• **WHAT YOU WILL DO**
What is the number of lines in these entries that include "Área"? Write that number and no other text.

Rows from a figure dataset
* START *

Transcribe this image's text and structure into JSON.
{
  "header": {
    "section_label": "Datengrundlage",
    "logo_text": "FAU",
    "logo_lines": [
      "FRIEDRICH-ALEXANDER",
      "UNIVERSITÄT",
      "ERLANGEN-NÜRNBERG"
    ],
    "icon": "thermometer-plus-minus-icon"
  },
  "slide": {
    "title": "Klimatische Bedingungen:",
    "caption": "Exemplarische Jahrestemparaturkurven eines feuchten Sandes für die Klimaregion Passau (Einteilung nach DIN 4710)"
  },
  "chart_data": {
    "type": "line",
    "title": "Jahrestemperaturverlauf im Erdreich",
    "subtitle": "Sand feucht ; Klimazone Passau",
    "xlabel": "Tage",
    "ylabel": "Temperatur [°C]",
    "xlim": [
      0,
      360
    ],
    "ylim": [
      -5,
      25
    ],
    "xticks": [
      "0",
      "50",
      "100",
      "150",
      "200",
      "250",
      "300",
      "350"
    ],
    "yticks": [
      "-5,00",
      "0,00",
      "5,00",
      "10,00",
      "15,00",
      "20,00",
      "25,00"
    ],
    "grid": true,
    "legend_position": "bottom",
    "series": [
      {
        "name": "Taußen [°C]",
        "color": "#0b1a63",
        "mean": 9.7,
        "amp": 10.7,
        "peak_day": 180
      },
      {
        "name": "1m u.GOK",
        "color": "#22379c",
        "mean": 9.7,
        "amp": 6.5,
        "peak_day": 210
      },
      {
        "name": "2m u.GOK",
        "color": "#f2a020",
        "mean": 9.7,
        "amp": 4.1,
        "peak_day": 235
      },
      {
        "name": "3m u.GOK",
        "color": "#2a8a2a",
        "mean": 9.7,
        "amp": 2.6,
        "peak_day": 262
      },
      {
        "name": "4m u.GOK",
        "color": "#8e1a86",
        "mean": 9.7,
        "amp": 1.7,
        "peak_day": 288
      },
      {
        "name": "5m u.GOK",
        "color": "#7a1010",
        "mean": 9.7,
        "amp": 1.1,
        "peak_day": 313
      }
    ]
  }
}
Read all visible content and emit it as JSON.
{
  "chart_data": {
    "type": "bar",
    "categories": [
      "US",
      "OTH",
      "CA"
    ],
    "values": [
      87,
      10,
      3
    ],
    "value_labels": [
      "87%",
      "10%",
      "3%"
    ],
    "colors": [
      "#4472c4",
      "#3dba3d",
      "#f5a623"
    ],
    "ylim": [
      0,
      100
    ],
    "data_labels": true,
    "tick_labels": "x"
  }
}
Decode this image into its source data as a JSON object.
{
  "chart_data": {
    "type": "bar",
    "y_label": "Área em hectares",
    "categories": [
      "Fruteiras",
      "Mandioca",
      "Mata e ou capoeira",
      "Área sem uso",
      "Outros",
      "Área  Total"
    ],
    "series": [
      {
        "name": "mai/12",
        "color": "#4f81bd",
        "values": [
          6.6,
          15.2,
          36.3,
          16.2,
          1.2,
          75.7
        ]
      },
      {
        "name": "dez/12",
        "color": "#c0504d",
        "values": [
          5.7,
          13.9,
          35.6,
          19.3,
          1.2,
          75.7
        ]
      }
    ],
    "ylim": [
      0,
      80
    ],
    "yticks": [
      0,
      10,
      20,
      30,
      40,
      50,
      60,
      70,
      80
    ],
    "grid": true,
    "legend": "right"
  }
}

* END *

• **SOLUTION**
3